— Start of RECORDS TO USE —

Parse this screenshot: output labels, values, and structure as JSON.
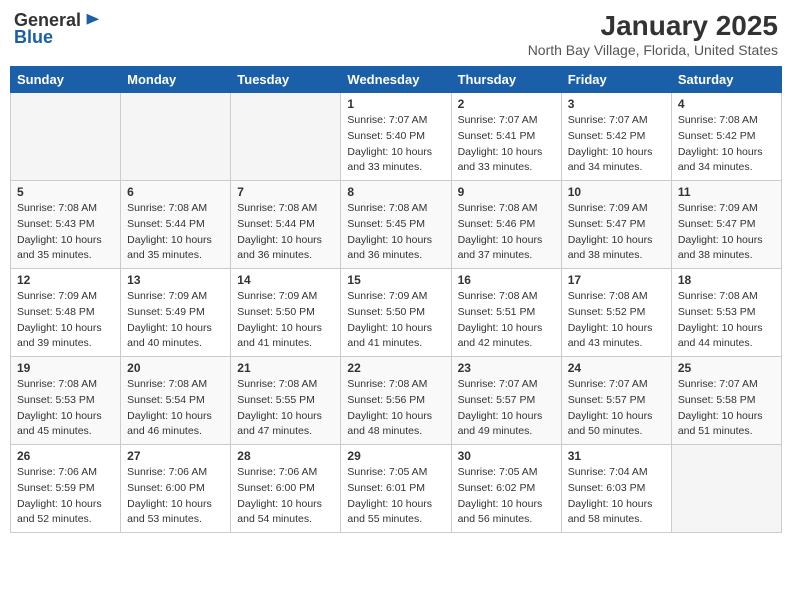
{
  "header": {
    "logo_line1": "General",
    "logo_line2": "Blue",
    "title": "January 2025",
    "subtitle": "North Bay Village, Florida, United States"
  },
  "weekdays": [
    "Sunday",
    "Monday",
    "Tuesday",
    "Wednesday",
    "Thursday",
    "Friday",
    "Saturday"
  ],
  "weeks": [
    [
      {
        "day": "",
        "info": ""
      },
      {
        "day": "",
        "info": ""
      },
      {
        "day": "",
        "info": ""
      },
      {
        "day": "1",
        "info": "Sunrise: 7:07 AM\nSunset: 5:40 PM\nDaylight: 10 hours\nand 33 minutes."
      },
      {
        "day": "2",
        "info": "Sunrise: 7:07 AM\nSunset: 5:41 PM\nDaylight: 10 hours\nand 33 minutes."
      },
      {
        "day": "3",
        "info": "Sunrise: 7:07 AM\nSunset: 5:42 PM\nDaylight: 10 hours\nand 34 minutes."
      },
      {
        "day": "4",
        "info": "Sunrise: 7:08 AM\nSunset: 5:42 PM\nDaylight: 10 hours\nand 34 minutes."
      }
    ],
    [
      {
        "day": "5",
        "info": "Sunrise: 7:08 AM\nSunset: 5:43 PM\nDaylight: 10 hours\nand 35 minutes."
      },
      {
        "day": "6",
        "info": "Sunrise: 7:08 AM\nSunset: 5:44 PM\nDaylight: 10 hours\nand 35 minutes."
      },
      {
        "day": "7",
        "info": "Sunrise: 7:08 AM\nSunset: 5:44 PM\nDaylight: 10 hours\nand 36 minutes."
      },
      {
        "day": "8",
        "info": "Sunrise: 7:08 AM\nSunset: 5:45 PM\nDaylight: 10 hours\nand 36 minutes."
      },
      {
        "day": "9",
        "info": "Sunrise: 7:08 AM\nSunset: 5:46 PM\nDaylight: 10 hours\nand 37 minutes."
      },
      {
        "day": "10",
        "info": "Sunrise: 7:09 AM\nSunset: 5:47 PM\nDaylight: 10 hours\nand 38 minutes."
      },
      {
        "day": "11",
        "info": "Sunrise: 7:09 AM\nSunset: 5:47 PM\nDaylight: 10 hours\nand 38 minutes."
      }
    ],
    [
      {
        "day": "12",
        "info": "Sunrise: 7:09 AM\nSunset: 5:48 PM\nDaylight: 10 hours\nand 39 minutes."
      },
      {
        "day": "13",
        "info": "Sunrise: 7:09 AM\nSunset: 5:49 PM\nDaylight: 10 hours\nand 40 minutes."
      },
      {
        "day": "14",
        "info": "Sunrise: 7:09 AM\nSunset: 5:50 PM\nDaylight: 10 hours\nand 41 minutes."
      },
      {
        "day": "15",
        "info": "Sunrise: 7:09 AM\nSunset: 5:50 PM\nDaylight: 10 hours\nand 41 minutes."
      },
      {
        "day": "16",
        "info": "Sunrise: 7:08 AM\nSunset: 5:51 PM\nDaylight: 10 hours\nand 42 minutes."
      },
      {
        "day": "17",
        "info": "Sunrise: 7:08 AM\nSunset: 5:52 PM\nDaylight: 10 hours\nand 43 minutes."
      },
      {
        "day": "18",
        "info": "Sunrise: 7:08 AM\nSunset: 5:53 PM\nDaylight: 10 hours\nand 44 minutes."
      }
    ],
    [
      {
        "day": "19",
        "info": "Sunrise: 7:08 AM\nSunset: 5:53 PM\nDaylight: 10 hours\nand 45 minutes."
      },
      {
        "day": "20",
        "info": "Sunrise: 7:08 AM\nSunset: 5:54 PM\nDaylight: 10 hours\nand 46 minutes."
      },
      {
        "day": "21",
        "info": "Sunrise: 7:08 AM\nSunset: 5:55 PM\nDaylight: 10 hours\nand 47 minutes."
      },
      {
        "day": "22",
        "info": "Sunrise: 7:08 AM\nSunset: 5:56 PM\nDaylight: 10 hours\nand 48 minutes."
      },
      {
        "day": "23",
        "info": "Sunrise: 7:07 AM\nSunset: 5:57 PM\nDaylight: 10 hours\nand 49 minutes."
      },
      {
        "day": "24",
        "info": "Sunrise: 7:07 AM\nSunset: 5:57 PM\nDaylight: 10 hours\nand 50 minutes."
      },
      {
        "day": "25",
        "info": "Sunrise: 7:07 AM\nSunset: 5:58 PM\nDaylight: 10 hours\nand 51 minutes."
      }
    ],
    [
      {
        "day": "26",
        "info": "Sunrise: 7:06 AM\nSunset: 5:59 PM\nDaylight: 10 hours\nand 52 minutes."
      },
      {
        "day": "27",
        "info": "Sunrise: 7:06 AM\nSunset: 6:00 PM\nDaylight: 10 hours\nand 53 minutes."
      },
      {
        "day": "28",
        "info": "Sunrise: 7:06 AM\nSunset: 6:00 PM\nDaylight: 10 hours\nand 54 minutes."
      },
      {
        "day": "29",
        "info": "Sunrise: 7:05 AM\nSunset: 6:01 PM\nDaylight: 10 hours\nand 55 minutes."
      },
      {
        "day": "30",
        "info": "Sunrise: 7:05 AM\nSunset: 6:02 PM\nDaylight: 10 hours\nand 56 minutes."
      },
      {
        "day": "31",
        "info": "Sunrise: 7:04 AM\nSunset: 6:03 PM\nDaylight: 10 hours\nand 58 minutes."
      },
      {
        "day": "",
        "info": ""
      }
    ]
  ]
}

— End of RECORDS TO USE —

GIVEN TASK:
Without including the pictures, reproduce all entries exactly.

EXERCISE OUTPUT:
Parse this screenshot: output labels, values, and structure as JSON.
{
  "header": {
    "logo_line1": "General",
    "logo_line2": "Blue",
    "title": "January 2025",
    "subtitle": "North Bay Village, Florida, United States"
  },
  "weekdays": [
    "Sunday",
    "Monday",
    "Tuesday",
    "Wednesday",
    "Thursday",
    "Friday",
    "Saturday"
  ],
  "weeks": [
    [
      {
        "day": "",
        "info": ""
      },
      {
        "day": "",
        "info": ""
      },
      {
        "day": "",
        "info": ""
      },
      {
        "day": "1",
        "info": "Sunrise: 7:07 AM\nSunset: 5:40 PM\nDaylight: 10 hours\nand 33 minutes."
      },
      {
        "day": "2",
        "info": "Sunrise: 7:07 AM\nSunset: 5:41 PM\nDaylight: 10 hours\nand 33 minutes."
      },
      {
        "day": "3",
        "info": "Sunrise: 7:07 AM\nSunset: 5:42 PM\nDaylight: 10 hours\nand 34 minutes."
      },
      {
        "day": "4",
        "info": "Sunrise: 7:08 AM\nSunset: 5:42 PM\nDaylight: 10 hours\nand 34 minutes."
      }
    ],
    [
      {
        "day": "5",
        "info": "Sunrise: 7:08 AM\nSunset: 5:43 PM\nDaylight: 10 hours\nand 35 minutes."
      },
      {
        "day": "6",
        "info": "Sunrise: 7:08 AM\nSunset: 5:44 PM\nDaylight: 10 hours\nand 35 minutes."
      },
      {
        "day": "7",
        "info": "Sunrise: 7:08 AM\nSunset: 5:44 PM\nDaylight: 10 hours\nand 36 minutes."
      },
      {
        "day": "8",
        "info": "Sunrise: 7:08 AM\nSunset: 5:45 PM\nDaylight: 10 hours\nand 36 minutes."
      },
      {
        "day": "9",
        "info": "Sunrise: 7:08 AM\nSunset: 5:46 PM\nDaylight: 10 hours\nand 37 minutes."
      },
      {
        "day": "10",
        "info": "Sunrise: 7:09 AM\nSunset: 5:47 PM\nDaylight: 10 hours\nand 38 minutes."
      },
      {
        "day": "11",
        "info": "Sunrise: 7:09 AM\nSunset: 5:47 PM\nDaylight: 10 hours\nand 38 minutes."
      }
    ],
    [
      {
        "day": "12",
        "info": "Sunrise: 7:09 AM\nSunset: 5:48 PM\nDaylight: 10 hours\nand 39 minutes."
      },
      {
        "day": "13",
        "info": "Sunrise: 7:09 AM\nSunset: 5:49 PM\nDaylight: 10 hours\nand 40 minutes."
      },
      {
        "day": "14",
        "info": "Sunrise: 7:09 AM\nSunset: 5:50 PM\nDaylight: 10 hours\nand 41 minutes."
      },
      {
        "day": "15",
        "info": "Sunrise: 7:09 AM\nSunset: 5:50 PM\nDaylight: 10 hours\nand 41 minutes."
      },
      {
        "day": "16",
        "info": "Sunrise: 7:08 AM\nSunset: 5:51 PM\nDaylight: 10 hours\nand 42 minutes."
      },
      {
        "day": "17",
        "info": "Sunrise: 7:08 AM\nSunset: 5:52 PM\nDaylight: 10 hours\nand 43 minutes."
      },
      {
        "day": "18",
        "info": "Sunrise: 7:08 AM\nSunset: 5:53 PM\nDaylight: 10 hours\nand 44 minutes."
      }
    ],
    [
      {
        "day": "19",
        "info": "Sunrise: 7:08 AM\nSunset: 5:53 PM\nDaylight: 10 hours\nand 45 minutes."
      },
      {
        "day": "20",
        "info": "Sunrise: 7:08 AM\nSunset: 5:54 PM\nDaylight: 10 hours\nand 46 minutes."
      },
      {
        "day": "21",
        "info": "Sunrise: 7:08 AM\nSunset: 5:55 PM\nDaylight: 10 hours\nand 47 minutes."
      },
      {
        "day": "22",
        "info": "Sunrise: 7:08 AM\nSunset: 5:56 PM\nDaylight: 10 hours\nand 48 minutes."
      },
      {
        "day": "23",
        "info": "Sunrise: 7:07 AM\nSunset: 5:57 PM\nDaylight: 10 hours\nand 49 minutes."
      },
      {
        "day": "24",
        "info": "Sunrise: 7:07 AM\nSunset: 5:57 PM\nDaylight: 10 hours\nand 50 minutes."
      },
      {
        "day": "25",
        "info": "Sunrise: 7:07 AM\nSunset: 5:58 PM\nDaylight: 10 hours\nand 51 minutes."
      }
    ],
    [
      {
        "day": "26",
        "info": "Sunrise: 7:06 AM\nSunset: 5:59 PM\nDaylight: 10 hours\nand 52 minutes."
      },
      {
        "day": "27",
        "info": "Sunrise: 7:06 AM\nSunset: 6:00 PM\nDaylight: 10 hours\nand 53 minutes."
      },
      {
        "day": "28",
        "info": "Sunrise: 7:06 AM\nSunset: 6:00 PM\nDaylight: 10 hours\nand 54 minutes."
      },
      {
        "day": "29",
        "info": "Sunrise: 7:05 AM\nSunset: 6:01 PM\nDaylight: 10 hours\nand 55 minutes."
      },
      {
        "day": "30",
        "info": "Sunrise: 7:05 AM\nSunset: 6:02 PM\nDaylight: 10 hours\nand 56 minutes."
      },
      {
        "day": "31",
        "info": "Sunrise: 7:04 AM\nSunset: 6:03 PM\nDaylight: 10 hours\nand 58 minutes."
      },
      {
        "day": "",
        "info": ""
      }
    ]
  ]
}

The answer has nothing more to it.